Brief
Tally up how many lines in the listing below contain the string "Saos", and give only the total.

:: Material to process

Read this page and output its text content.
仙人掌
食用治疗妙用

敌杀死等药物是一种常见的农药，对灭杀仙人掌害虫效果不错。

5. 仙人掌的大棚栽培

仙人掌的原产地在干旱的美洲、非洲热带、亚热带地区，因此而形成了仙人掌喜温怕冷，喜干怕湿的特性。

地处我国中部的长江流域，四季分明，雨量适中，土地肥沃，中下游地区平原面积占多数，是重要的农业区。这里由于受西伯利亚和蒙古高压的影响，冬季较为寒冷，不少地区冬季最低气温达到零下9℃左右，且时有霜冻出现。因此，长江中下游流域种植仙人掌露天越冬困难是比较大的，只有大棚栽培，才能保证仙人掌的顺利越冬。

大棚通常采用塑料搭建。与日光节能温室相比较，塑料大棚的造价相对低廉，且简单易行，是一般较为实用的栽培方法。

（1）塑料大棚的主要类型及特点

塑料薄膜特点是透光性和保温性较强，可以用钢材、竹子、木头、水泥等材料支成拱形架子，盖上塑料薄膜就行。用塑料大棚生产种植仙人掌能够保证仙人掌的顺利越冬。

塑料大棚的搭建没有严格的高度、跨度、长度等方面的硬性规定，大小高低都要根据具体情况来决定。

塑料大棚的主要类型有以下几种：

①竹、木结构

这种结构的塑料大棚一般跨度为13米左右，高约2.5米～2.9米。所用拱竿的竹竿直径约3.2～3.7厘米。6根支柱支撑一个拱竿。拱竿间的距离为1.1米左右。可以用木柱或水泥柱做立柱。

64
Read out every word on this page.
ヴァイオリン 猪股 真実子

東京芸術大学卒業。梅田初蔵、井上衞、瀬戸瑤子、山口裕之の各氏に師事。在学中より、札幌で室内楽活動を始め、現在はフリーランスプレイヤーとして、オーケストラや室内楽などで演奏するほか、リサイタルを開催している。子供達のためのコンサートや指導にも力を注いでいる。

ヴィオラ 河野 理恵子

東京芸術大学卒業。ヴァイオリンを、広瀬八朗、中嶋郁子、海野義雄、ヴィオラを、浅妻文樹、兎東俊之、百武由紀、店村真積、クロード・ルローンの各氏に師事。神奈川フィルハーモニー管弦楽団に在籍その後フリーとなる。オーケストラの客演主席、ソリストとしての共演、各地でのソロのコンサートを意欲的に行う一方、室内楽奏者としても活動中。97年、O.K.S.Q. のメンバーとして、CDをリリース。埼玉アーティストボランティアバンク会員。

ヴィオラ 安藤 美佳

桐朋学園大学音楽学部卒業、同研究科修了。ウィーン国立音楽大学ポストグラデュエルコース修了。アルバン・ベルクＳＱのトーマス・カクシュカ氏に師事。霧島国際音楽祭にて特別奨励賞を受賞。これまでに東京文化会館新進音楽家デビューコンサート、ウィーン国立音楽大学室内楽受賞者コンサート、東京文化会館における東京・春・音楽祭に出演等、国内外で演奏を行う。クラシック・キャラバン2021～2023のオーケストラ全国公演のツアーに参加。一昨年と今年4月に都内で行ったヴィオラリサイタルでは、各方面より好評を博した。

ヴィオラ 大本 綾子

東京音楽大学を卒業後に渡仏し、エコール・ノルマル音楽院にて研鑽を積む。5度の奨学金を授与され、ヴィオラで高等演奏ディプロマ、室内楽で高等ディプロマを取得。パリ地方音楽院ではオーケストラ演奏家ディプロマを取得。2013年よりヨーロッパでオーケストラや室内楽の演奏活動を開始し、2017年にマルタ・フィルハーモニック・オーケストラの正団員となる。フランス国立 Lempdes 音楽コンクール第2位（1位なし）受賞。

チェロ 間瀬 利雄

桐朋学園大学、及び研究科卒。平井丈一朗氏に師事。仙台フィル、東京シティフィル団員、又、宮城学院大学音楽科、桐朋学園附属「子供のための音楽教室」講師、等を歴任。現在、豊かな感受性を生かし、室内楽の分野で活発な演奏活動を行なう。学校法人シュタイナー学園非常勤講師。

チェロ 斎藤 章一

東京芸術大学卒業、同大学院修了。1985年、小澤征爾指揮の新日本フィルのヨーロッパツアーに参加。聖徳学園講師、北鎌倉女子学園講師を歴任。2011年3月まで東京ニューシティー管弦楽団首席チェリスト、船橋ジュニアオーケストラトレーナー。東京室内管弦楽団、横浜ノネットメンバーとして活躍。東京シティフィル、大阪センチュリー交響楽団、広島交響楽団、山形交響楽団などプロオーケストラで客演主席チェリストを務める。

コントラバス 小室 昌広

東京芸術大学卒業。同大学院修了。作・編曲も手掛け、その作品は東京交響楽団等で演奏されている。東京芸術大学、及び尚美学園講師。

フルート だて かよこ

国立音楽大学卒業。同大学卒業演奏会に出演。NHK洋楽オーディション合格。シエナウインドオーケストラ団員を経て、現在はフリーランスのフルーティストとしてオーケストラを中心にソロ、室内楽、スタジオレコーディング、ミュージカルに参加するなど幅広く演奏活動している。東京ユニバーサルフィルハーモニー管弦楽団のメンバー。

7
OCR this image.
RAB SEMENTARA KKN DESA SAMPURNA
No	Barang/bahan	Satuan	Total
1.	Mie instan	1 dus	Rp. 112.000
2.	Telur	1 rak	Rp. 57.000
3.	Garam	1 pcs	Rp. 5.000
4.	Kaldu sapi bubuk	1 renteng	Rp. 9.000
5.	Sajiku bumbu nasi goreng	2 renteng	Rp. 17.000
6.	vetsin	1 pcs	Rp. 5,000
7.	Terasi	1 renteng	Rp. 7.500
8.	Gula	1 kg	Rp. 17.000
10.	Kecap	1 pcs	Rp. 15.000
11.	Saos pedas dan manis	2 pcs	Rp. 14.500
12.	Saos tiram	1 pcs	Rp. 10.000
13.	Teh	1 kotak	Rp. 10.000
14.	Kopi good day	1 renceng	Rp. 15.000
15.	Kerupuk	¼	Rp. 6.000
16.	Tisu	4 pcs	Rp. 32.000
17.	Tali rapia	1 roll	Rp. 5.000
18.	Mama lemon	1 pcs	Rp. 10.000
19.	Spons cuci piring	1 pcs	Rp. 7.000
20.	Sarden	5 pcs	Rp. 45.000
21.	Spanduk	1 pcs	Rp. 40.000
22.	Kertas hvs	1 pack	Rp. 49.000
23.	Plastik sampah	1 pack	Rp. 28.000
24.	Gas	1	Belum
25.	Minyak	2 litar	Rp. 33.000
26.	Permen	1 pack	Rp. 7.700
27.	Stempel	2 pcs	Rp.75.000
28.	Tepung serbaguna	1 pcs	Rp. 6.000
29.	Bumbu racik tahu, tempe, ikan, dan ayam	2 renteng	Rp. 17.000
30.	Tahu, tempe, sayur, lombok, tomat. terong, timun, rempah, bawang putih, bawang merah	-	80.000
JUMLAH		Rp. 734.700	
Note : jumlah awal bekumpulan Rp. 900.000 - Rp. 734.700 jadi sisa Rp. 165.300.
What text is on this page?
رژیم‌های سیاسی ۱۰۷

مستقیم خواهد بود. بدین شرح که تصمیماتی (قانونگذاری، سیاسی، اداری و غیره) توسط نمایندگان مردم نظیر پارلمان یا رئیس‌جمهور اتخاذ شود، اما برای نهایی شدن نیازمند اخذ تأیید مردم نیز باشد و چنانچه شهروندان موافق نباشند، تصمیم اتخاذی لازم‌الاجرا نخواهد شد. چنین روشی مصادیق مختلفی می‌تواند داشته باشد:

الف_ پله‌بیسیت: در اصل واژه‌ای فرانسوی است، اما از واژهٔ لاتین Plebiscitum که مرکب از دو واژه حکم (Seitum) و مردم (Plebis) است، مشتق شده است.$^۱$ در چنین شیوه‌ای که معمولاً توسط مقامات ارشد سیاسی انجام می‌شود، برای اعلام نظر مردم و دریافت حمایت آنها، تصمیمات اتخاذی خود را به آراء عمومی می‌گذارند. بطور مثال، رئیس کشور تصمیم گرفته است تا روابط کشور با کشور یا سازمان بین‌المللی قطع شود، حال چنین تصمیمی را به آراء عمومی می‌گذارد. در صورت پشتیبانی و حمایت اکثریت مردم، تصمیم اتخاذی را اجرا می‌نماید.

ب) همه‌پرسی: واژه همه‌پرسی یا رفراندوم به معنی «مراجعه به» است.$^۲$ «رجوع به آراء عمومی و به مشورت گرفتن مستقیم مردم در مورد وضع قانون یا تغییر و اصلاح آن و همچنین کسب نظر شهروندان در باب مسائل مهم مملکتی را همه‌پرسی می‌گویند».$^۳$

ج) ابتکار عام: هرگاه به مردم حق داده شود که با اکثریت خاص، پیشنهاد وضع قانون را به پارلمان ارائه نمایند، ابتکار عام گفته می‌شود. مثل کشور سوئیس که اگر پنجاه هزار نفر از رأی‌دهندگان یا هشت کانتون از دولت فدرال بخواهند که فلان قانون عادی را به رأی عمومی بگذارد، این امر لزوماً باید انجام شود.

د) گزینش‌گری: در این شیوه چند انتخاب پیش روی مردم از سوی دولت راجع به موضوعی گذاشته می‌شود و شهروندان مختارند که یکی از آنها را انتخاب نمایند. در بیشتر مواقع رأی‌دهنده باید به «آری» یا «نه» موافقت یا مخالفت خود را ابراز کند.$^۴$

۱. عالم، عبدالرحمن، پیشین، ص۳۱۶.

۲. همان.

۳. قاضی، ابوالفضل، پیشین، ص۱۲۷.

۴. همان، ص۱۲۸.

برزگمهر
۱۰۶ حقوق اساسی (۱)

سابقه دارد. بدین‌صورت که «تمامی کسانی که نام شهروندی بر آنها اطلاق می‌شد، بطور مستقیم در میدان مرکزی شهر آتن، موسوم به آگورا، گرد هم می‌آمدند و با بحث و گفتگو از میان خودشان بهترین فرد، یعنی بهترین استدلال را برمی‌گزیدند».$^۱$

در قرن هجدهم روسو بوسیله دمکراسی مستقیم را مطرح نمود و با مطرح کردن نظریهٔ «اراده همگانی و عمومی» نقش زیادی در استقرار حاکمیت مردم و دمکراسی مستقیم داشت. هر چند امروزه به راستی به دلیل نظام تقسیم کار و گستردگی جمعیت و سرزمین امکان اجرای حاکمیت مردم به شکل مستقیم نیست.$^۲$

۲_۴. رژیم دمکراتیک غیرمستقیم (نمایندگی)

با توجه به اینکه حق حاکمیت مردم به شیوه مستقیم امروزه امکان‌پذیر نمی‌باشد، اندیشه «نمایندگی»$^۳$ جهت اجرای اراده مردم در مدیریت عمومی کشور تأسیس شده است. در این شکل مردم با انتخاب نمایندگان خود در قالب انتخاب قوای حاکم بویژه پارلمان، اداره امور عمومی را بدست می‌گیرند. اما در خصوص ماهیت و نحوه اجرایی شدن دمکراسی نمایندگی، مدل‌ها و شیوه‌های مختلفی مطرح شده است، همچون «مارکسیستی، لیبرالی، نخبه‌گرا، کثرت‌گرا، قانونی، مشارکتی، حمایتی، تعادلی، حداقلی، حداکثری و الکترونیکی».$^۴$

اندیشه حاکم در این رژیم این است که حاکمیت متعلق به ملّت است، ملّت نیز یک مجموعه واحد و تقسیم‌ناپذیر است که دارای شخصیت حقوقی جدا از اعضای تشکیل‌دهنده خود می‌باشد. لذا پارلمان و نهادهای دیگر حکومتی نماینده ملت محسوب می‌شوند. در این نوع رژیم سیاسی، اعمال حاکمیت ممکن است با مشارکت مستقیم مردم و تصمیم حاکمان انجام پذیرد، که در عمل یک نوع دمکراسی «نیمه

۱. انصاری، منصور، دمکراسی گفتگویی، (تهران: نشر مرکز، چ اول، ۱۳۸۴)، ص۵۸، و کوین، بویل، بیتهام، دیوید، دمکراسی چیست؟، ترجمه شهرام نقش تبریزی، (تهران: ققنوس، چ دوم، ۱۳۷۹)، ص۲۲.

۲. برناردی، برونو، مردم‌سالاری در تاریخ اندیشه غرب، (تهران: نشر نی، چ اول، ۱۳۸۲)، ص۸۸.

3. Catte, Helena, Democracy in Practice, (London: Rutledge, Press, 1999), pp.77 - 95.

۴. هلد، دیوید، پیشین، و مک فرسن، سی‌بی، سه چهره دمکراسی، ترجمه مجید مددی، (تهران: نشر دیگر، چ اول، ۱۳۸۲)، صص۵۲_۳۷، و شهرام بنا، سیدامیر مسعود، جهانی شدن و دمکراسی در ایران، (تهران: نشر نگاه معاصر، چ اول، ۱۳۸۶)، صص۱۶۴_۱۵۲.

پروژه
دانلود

::::

Response for this exercise
2